| REQUIRED TASK |
Restate the entries below verbatim.
## START SOURCE RECORDS
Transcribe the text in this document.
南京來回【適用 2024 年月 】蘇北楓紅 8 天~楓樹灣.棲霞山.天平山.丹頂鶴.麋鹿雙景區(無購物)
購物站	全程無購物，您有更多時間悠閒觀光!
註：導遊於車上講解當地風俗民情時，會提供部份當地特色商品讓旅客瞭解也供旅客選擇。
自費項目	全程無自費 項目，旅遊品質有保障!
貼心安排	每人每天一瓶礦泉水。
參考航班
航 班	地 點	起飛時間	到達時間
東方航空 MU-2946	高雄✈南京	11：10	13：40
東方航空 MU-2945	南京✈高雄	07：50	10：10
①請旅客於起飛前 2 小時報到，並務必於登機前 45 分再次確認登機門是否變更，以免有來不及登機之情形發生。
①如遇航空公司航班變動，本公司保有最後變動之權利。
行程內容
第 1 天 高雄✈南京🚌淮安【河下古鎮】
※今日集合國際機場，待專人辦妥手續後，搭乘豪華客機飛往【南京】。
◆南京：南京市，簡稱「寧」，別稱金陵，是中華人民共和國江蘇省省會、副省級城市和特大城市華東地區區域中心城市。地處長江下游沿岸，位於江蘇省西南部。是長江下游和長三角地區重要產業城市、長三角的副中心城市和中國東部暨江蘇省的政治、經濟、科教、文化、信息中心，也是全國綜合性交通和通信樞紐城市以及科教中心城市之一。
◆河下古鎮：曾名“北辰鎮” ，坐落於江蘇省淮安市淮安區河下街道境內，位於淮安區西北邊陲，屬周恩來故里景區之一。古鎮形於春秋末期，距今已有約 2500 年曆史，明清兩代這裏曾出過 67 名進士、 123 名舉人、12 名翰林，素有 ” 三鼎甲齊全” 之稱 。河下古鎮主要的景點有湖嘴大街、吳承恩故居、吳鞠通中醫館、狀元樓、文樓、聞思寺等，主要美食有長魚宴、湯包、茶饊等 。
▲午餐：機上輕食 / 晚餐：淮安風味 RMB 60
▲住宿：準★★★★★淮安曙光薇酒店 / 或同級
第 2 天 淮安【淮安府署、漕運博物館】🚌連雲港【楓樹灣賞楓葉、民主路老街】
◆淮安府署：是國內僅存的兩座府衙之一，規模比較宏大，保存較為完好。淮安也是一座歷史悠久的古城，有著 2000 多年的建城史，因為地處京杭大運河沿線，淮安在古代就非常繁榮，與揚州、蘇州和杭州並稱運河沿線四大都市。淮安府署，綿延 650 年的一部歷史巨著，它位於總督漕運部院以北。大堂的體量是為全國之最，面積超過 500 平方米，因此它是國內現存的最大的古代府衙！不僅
## END SOURCE RECORDS
| SOLUTION TO THIS PROBLEM |
Transcribe the text in this document.
南京來回【適用 2024 年月 】蘇北楓紅 8 天~楓樹灣.棲霞山.天平山.丹頂鶴.麋鹿雙景區(無購物)
購物站	全程無購物，您有更多時間悠閒觀光!
註：導遊於車上講解當地風俗民情時，會提供部份當地特色商品讓旅客瞭解也供旅客選擇。
自費項目	全程無自費 項目，旅遊品質有保障!
貼心安排	每人每天一瓶礦泉水。
參考航班
航 班	地 點	起飛時間	到達時間
東方航空 MU-2946	高雄✈南京	11：10	13：40
東方航空 MU-2945	南京✈高雄	07：50	10：10
①請旅客於起飛前 2 小時報到，並務必於登機前 45 分再次確認登機門是否變更，以免有來不及登機之情形發生。
①如遇航空公司航班變動，本公司保有最後變動之權利。
行程內容
第 1 天 高雄✈南京🚌淮安【河下古鎮】
※今日集合國際機場，待專人辦妥手續後，搭乘豪華客機飛往【南京】。
◆南京：南京市，簡稱「寧」，別稱金陵，是中華人民共和國江蘇省省會、副省級城市和特大城市華東地區區域中心城市。地處長江下游沿岸，位於江蘇省西南部。是長江下游和長三角地區重要產業城市、長三角的副中心城市和中國東部暨江蘇省的政治、經濟、科教、文化、信息中心，也是全國綜合性交通和通信樞紐城市以及科教中心城市之一。
◆河下古鎮：曾名“北辰鎮” ，坐落於江蘇省淮安市淮安區河下街道境內，位於淮安區西北邊陲，屬周恩來故里景區之一。古鎮形於春秋末期，距今已有約 2500 年曆史，明清兩代這裏曾出過 67 名進士、 123 名舉人、12 名翰林，素有 ” 三鼎甲齊全” 之稱 。河下古鎮主要的景點有湖嘴大街、吳承恩故居、吳鞠通中醫館、狀元樓、文樓、聞思寺等，主要美食有長魚宴、湯包、茶饊等 。
▲午餐：機上輕食 / 晚餐：淮安風味 RMB 60
▲住宿：準★★★★★淮安曙光薇酒店 / 或同級
第 2 天 淮安【淮安府署、漕運博物館】🚌連雲港【楓樹灣賞楓葉、民主路老街】
◆淮安府署：是國內僅存的兩座府衙之一，規模比較宏大，保存較為完好。淮安也是一座歷史悠久的古城，有著 2000 多年的建城史，因為地處京杭大運河沿線，淮安在古代就非常繁榮，與揚州、蘇州和杭州並稱運河沿線四大都市。淮安府署，綿延 650 年的一部歷史巨著，它位於總督漕運部院以北。大堂的體量是為全國之最，面積超過 500 平方米，因此它是國內現存的最大的古代府衙！不僅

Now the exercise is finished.